Every record that follows must be duplicated exactly, with images left out.

**Exercise material**.

------------------------------

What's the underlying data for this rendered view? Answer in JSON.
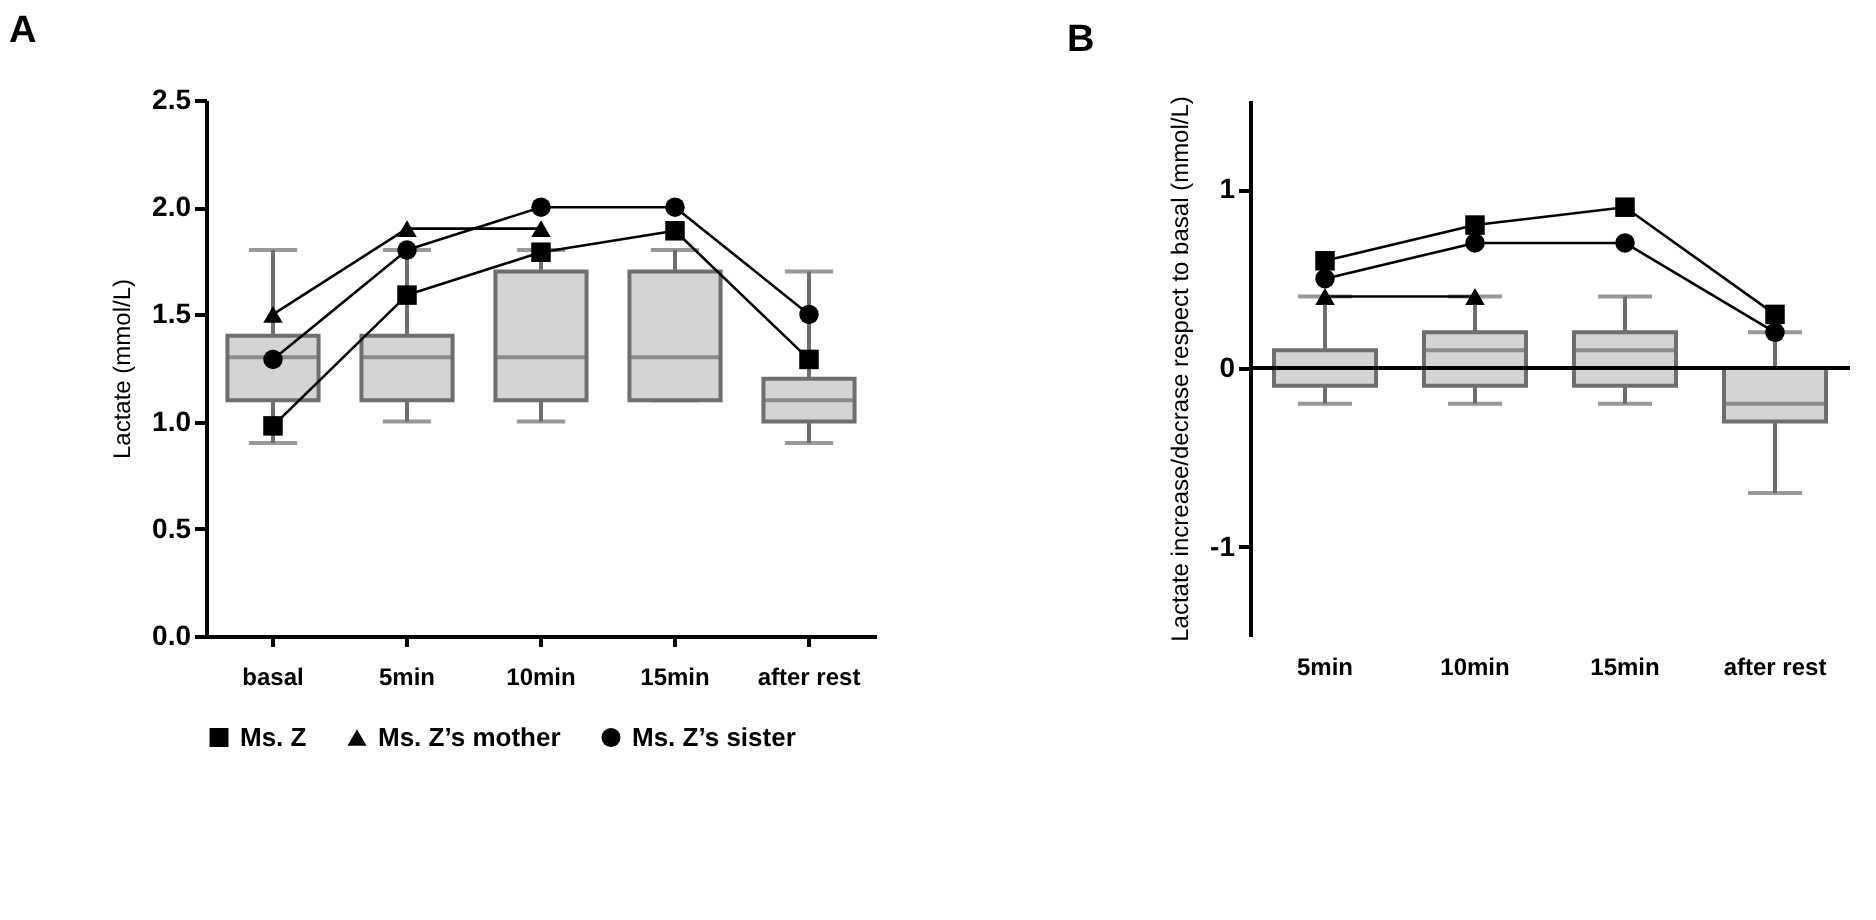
{
  "chart_data": [
    {
      "type": "box",
      "title": "A",
      "ylabel": "Lactate (mmol/L)",
      "categories": [
        "basal",
        "5min",
        "10min",
        "15min",
        "after rest"
      ],
      "ylim": [
        0,
        2.5
      ],
      "yticks": [
        {
          "value": 0,
          "label": "0.0"
        },
        0.5,
        {
          "value": 1,
          "label": "1.0"
        },
        1.5,
        {
          "value": 2,
          "label": "2.0"
        },
        2.5
      ],
      "legend": "bottom",
      "series": [
        {
          "type": "box",
          "color": "#d4d4d4",
          "boxes": [
            {
              "low": 0.9,
              "q1": 1.1,
              "median": 1.3,
              "q3": 1.4,
              "high": 1.8
            },
            {
              "low": 1.0,
              "q1": 1.1,
              "median": 1.3,
              "q3": 1.4,
              "high": 1.8
            },
            {
              "low": 1.0,
              "q1": 1.1,
              "median": 1.3,
              "q3": 1.7,
              "high": 1.8
            },
            {
              "low": 1.1,
              "q1": 1.1,
              "median": 1.3,
              "q3": 1.7,
              "high": 1.8
            },
            {
              "low": 0.9,
              "q1": 1.0,
              "median": 1.1,
              "q3": 1.2,
              "high": 1.7
            }
          ]
        },
        {
          "type": "line",
          "name": "Ms. Z",
          "color": "#000000",
          "marker": "square",
          "values": [
            0.98,
            1.59,
            1.79,
            1.89,
            1.29
          ]
        },
        {
          "type": "line",
          "name": "Ms. Z’s mother",
          "color": "#000000",
          "marker": "triangle",
          "values": [
            1.5,
            1.9,
            1.9,
            null,
            null
          ]
        },
        {
          "type": "line",
          "name": "Ms. Z’s sister",
          "color": "#000000",
          "marker": "circle",
          "values": [
            1.29,
            1.8,
            2.0,
            2.0,
            1.5
          ]
        }
      ]
    },
    {
      "type": "box",
      "title": "B",
      "ylabel": "Lactate increase/decrase respect to basal (mmol/L)",
      "categories": [
        "5min",
        "10min",
        "15min",
        "after rest"
      ],
      "ylim": [
        -1.5,
        1.5
      ],
      "yticks": [
        -1,
        0,
        1
      ],
      "legend": "bottom",
      "ref_lines": [
        {
          "axis": "y",
          "value": 0,
          "color": "#000000"
        }
      ],
      "series": [
        {
          "type": "box",
          "color": "#d4d4d4",
          "boxes": [
            {
              "low": -0.2,
              "q1": -0.1,
              "median": 0,
              "q3": 0.1,
              "high": 0.4
            },
            {
              "low": -0.2,
              "q1": -0.1,
              "median": 0.1,
              "q3": 0.2,
              "high": 0.4
            },
            {
              "low": -0.2,
              "q1": -0.1,
              "median": 0.1,
              "q3": 0.2,
              "high": 0.4
            },
            {
              "low": -0.7,
              "q1": -0.3,
              "median": -0.2,
              "q3": 0,
              "high": 0.2
            }
          ]
        },
        {
          "type": "line",
          "name": "Ms. Z",
          "color": "#000000",
          "marker": "square",
          "values": [
            0.6,
            0.8,
            0.9,
            0.3
          ]
        },
        {
          "type": "line",
          "name": "Ms. Z’s mother",
          "color": "#000000",
          "marker": "triangle",
          "values": [
            0.4,
            0.4,
            null,
            null
          ]
        },
        {
          "type": "line",
          "name": "Ms. Z’s sister",
          "color": "#000000",
          "marker": "circle",
          "values": [
            0.5,
            0.7,
            0.7,
            0.2
          ]
        }
      ]
    }
  ]
}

------------------------------

**Reply to the task**.
What's the underlying data for this rendered view? Answer in JSON.
{
  "chart_data": [
    {
      "type": "box",
      "title": "A",
      "ylabel": "Lactate (mmol/L)",
      "categories": [
        "basal",
        "5min",
        "10min",
        "15min",
        "after rest"
      ],
      "ylim": [
        0,
        2.5
      ],
      "yticks": [
        {
          "value": 0,
          "label": "0.0"
        },
        0.5,
        {
          "value": 1,
          "label": "1.0"
        },
        1.5,
        {
          "value": 2,
          "label": "2.0"
        },
        2.5
      ],
      "legend": "bottom",
      "series": [
        {
          "type": "box",
          "color": "#d4d4d4",
          "boxes": [
            {
              "low": 0.9,
              "q1": 1.1,
              "median": 1.3,
              "q3": 1.4,
              "high": 1.8
            },
            {
              "low": 1.0,
              "q1": 1.1,
              "median": 1.3,
              "q3": 1.4,
              "high": 1.8
            },
            {
              "low": 1.0,
              "q1": 1.1,
              "median": 1.3,
              "q3": 1.7,
              "high": 1.8
            },
            {
              "low": 1.1,
              "q1": 1.1,
              "median": 1.3,
              "q3": 1.7,
              "high": 1.8
            },
            {
              "low": 0.9,
              "q1": 1.0,
              "median": 1.1,
              "q3": 1.2,
              "high": 1.7
            }
          ]
        },
        {
          "type": "line",
          "name": "Ms. Z",
          "color": "#000000",
          "marker": "square",
          "values": [
            0.98,
            1.59,
            1.79,
            1.89,
            1.29
          ]
        },
        {
          "type": "line",
          "name": "Ms. Z’s mother",
          "color": "#000000",
          "marker": "triangle",
          "values": [
            1.5,
            1.9,
            1.9,
            null,
            null
          ]
        },
        {
          "type": "line",
          "name": "Ms. Z’s sister",
          "color": "#000000",
          "marker": "circle",
          "values": [
            1.29,
            1.8,
            2.0,
            2.0,
            1.5
          ]
        }
      ]
    },
    {
      "type": "box",
      "title": "B",
      "ylabel": "Lactate increase/decrase respect to basal (mmol/L)",
      "categories": [
        "5min",
        "10min",
        "15min",
        "after rest"
      ],
      "ylim": [
        -1.5,
        1.5
      ],
      "yticks": [
        -1,
        0,
        1
      ],
      "legend": "bottom",
      "ref_lines": [
        {
          "axis": "y",
          "value": 0,
          "color": "#000000"
        }
      ],
      "series": [
        {
          "type": "box",
          "color": "#d4d4d4",
          "boxes": [
            {
              "low": -0.2,
              "q1": -0.1,
              "median": 0,
              "q3": 0.1,
              "high": 0.4
            },
            {
              "low": -0.2,
              "q1": -0.1,
              "median": 0.1,
              "q3": 0.2,
              "high": 0.4
            },
            {
              "low": -0.2,
              "q1": -0.1,
              "median": 0.1,
              "q3": 0.2,
              "high": 0.4
            },
            {
              "low": -0.7,
              "q1": -0.3,
              "median": -0.2,
              "q3": 0,
              "high": 0.2
            }
          ]
        },
        {
          "type": "line",
          "name": "Ms. Z",
          "color": "#000000",
          "marker": "square",
          "values": [
            0.6,
            0.8,
            0.9,
            0.3
          ]
        },
        {
          "type": "line",
          "name": "Ms. Z’s mother",
          "color": "#000000",
          "marker": "triangle",
          "values": [
            0.4,
            0.4,
            null,
            null
          ]
        },
        {
          "type": "line",
          "name": "Ms. Z’s sister",
          "color": "#000000",
          "marker": "circle",
          "values": [
            0.5,
            0.7,
            0.7,
            0.2
          ]
        }
      ]
    }
  ]
}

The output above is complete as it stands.